● **Exercise requirements**
Each line that contains the string "attività" counts once; report how many such lines appear in the data, as a number only.

## Begin

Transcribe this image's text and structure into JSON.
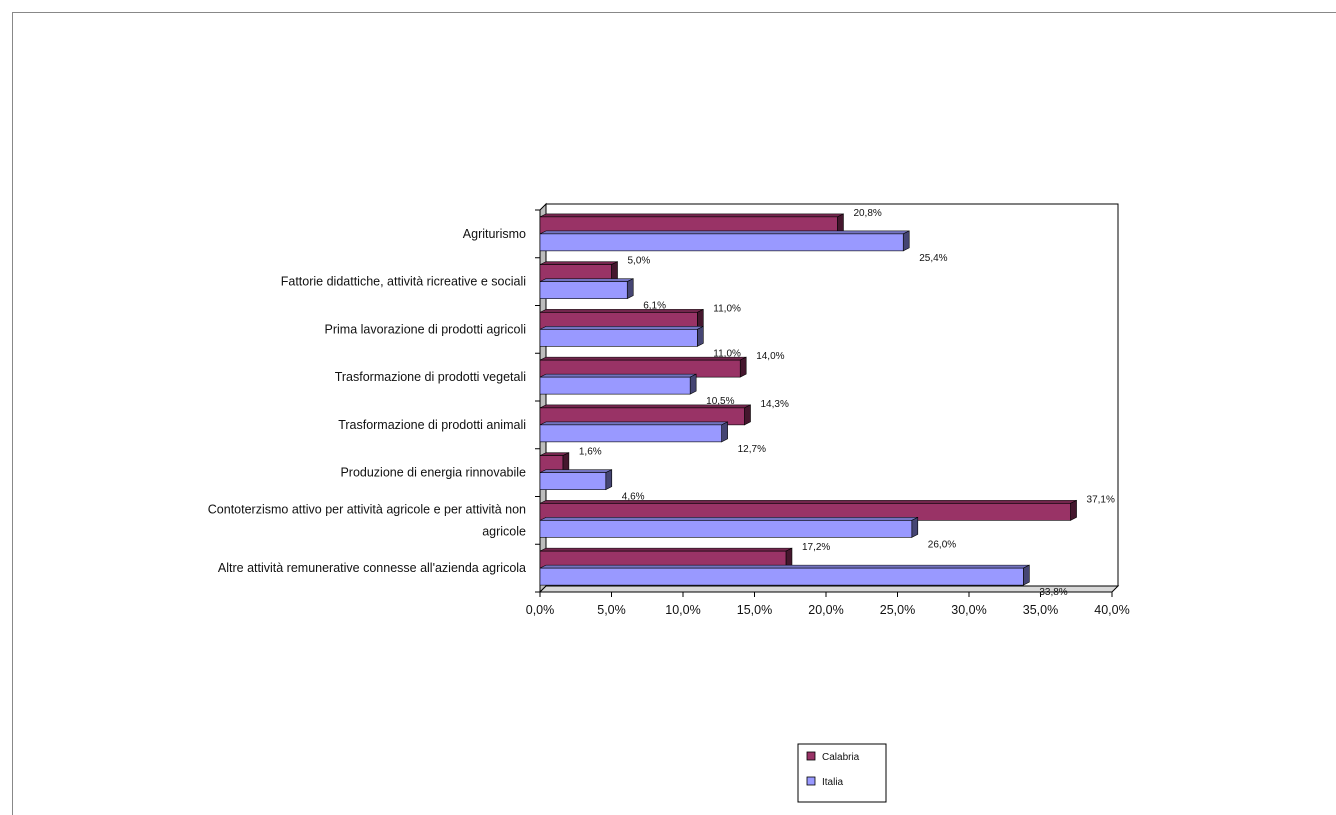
{
  "chart_data": {
    "type": "bar",
    "orientation": "horizontal",
    "title": "",
    "xlabel": "",
    "ylabel": "",
    "xlim": [
      0,
      40
    ],
    "x_ticks": [
      "0,0%",
      "5,0%",
      "10,0%",
      "15,0%",
      "20,0%",
      "25,0%",
      "30,0%",
      "35,0%",
      "40,0%"
    ],
    "grid": false,
    "legend_position": "bottom",
    "categories": [
      "Agriturismo",
      "Fattorie didattiche, attività ricreative e sociali",
      "Prima lavorazione di prodotti agricoli",
      "Trasformazione di prodotti vegetali",
      "Trasformazione di prodotti animali",
      "Produzione di energia rinnovabile",
      "Contoterzismo attivo per attività agricole e per attività non agricole",
      "Altre attività remunerative connesse all'azienda agricola"
    ],
    "series": [
      {
        "name": "Calabria",
        "color": "#993366",
        "values": [
          20.8,
          5.0,
          11.0,
          14.0,
          14.3,
          1.6,
          37.1,
          17.2
        ],
        "labels": [
          "20,8%",
          "5,0%",
          "11,0%",
          "14,0%",
          "14,3%",
          "1,6%",
          "37,1%",
          "17,2%"
        ]
      },
      {
        "name": "Italia",
        "color": "#9999FF",
        "values": [
          25.4,
          6.1,
          11.0,
          10.5,
          12.7,
          4.6,
          26.0,
          33.8
        ],
        "labels": [
          "25,4%",
          "6,1%",
          "11,0%",
          "10,5%",
          "12,7%",
          "4,6%",
          "26,0%",
          "33,8%"
        ]
      }
    ]
  }
}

## End

● **Result for this task**
3